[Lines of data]

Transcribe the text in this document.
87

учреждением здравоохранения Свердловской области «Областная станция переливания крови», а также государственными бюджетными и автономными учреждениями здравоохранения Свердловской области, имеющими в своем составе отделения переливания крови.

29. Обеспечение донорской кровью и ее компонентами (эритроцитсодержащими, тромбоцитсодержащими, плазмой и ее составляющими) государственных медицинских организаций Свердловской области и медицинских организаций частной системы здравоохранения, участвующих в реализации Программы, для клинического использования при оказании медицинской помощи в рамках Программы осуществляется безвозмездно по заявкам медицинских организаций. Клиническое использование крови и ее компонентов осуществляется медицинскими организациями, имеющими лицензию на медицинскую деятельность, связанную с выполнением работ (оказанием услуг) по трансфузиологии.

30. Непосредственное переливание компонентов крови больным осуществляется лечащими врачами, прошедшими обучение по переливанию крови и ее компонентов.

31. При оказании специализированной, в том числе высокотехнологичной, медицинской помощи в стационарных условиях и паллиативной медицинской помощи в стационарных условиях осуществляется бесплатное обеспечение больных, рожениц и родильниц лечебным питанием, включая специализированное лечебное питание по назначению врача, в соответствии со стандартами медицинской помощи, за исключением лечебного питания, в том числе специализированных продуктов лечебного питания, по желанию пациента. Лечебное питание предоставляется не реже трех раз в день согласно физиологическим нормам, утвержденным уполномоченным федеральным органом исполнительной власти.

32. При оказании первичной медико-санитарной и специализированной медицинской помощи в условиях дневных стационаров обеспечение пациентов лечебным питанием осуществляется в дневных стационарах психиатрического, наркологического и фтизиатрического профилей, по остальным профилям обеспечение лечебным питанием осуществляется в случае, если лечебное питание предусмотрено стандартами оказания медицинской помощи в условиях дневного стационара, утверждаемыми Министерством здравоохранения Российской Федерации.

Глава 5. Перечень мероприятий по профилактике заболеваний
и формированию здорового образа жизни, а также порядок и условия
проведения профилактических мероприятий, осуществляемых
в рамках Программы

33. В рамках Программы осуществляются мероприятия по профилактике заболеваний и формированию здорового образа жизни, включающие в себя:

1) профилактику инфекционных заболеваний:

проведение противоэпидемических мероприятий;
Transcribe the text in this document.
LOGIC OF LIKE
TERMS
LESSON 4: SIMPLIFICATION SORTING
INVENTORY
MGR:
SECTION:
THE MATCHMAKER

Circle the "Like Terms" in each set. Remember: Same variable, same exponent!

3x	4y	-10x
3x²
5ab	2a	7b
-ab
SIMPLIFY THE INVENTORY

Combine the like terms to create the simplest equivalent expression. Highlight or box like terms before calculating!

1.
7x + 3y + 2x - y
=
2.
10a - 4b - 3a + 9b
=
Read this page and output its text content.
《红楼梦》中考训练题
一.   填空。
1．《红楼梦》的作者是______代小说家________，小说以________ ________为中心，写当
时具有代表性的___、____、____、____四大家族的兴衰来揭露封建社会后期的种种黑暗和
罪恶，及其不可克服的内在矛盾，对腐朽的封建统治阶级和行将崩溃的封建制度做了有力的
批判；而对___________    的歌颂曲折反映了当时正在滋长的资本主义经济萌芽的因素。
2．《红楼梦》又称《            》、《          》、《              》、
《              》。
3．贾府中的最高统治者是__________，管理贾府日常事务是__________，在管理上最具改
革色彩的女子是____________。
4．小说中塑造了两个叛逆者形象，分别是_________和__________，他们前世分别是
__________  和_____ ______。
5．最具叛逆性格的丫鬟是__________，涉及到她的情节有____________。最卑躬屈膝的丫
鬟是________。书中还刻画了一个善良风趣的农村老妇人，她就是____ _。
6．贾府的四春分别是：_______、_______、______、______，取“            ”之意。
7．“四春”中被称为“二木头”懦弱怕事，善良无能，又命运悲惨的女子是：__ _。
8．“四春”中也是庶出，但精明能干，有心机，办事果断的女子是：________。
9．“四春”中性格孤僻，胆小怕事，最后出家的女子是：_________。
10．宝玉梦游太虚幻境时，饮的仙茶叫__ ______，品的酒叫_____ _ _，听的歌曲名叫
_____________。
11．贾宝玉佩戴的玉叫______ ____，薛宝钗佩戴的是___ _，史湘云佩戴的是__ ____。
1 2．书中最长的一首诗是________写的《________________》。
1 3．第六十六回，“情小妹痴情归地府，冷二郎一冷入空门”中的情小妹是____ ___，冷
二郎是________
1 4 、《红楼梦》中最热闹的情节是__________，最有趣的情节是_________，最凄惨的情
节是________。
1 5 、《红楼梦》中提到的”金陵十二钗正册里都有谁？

**Your goal**. Take the lines above from the one holding "Read this page and output its text content." to the last and output them exactly.

**Task answer**.
Read this page and output its text content.
《红楼梦》中考训练题
一.   填空。
1．《红楼梦》的作者是______代小说家________，小说以________ ________为中心，写当
时具有代表性的___、____、____、____四大家族的兴衰来揭露封建社会后期的种种黑暗和
罪恶，及其不可克服的内在矛盾，对腐朽的封建统治阶级和行将崩溃的封建制度做了有力的
批判；而对___________    的歌颂曲折反映了当时正在滋长的资本主义经济萌芽的因素。
2．《红楼梦》又称《            》、《          》、《              》、
《              》。
3．贾府中的最高统治者是__________，管理贾府日常事务是__________，在管理上最具改
革色彩的女子是____________。
4．小说中塑造了两个叛逆者形象，分别是_________和__________，他们前世分别是
__________  和_____ ______。
5．最具叛逆性格的丫鬟是__________，涉及到她的情节有____________。最卑躬屈膝的丫
鬟是________。书中还刻画了一个善良风趣的农村老妇人，她就是____ _。
6．贾府的四春分别是：_______、_______、______、______，取“            ”之意。
7．“四春”中被称为“二木头”懦弱怕事，善良无能，又命运悲惨的女子是：__ _。
8．“四春”中也是庶出，但精明能干，有心机，办事果断的女子是：________。
9．“四春”中性格孤僻，胆小怕事，最后出家的女子是：_________。
10．宝玉梦游太虚幻境时，饮的仙茶叫__ ______，品的酒叫_____ _ _，听的歌曲名叫
_____________。
11．贾宝玉佩戴的玉叫______ ____，薛宝钗佩戴的是___ _，史湘云佩戴的是__ ____。
1 2．书中最长的一首诗是________写的《________________》。
1 3．第六十六回，“情小妹痴情归地府，冷二郎一冷入空门”中的情小妹是____ ___，冷
二郎是________
1 4 、《红楼梦》中最热闹的情节是__________，最有趣的情节是_________，最凄惨的情
节是________。
1 5 、《红楼梦》中提到的”金陵十二钗正册里都有谁？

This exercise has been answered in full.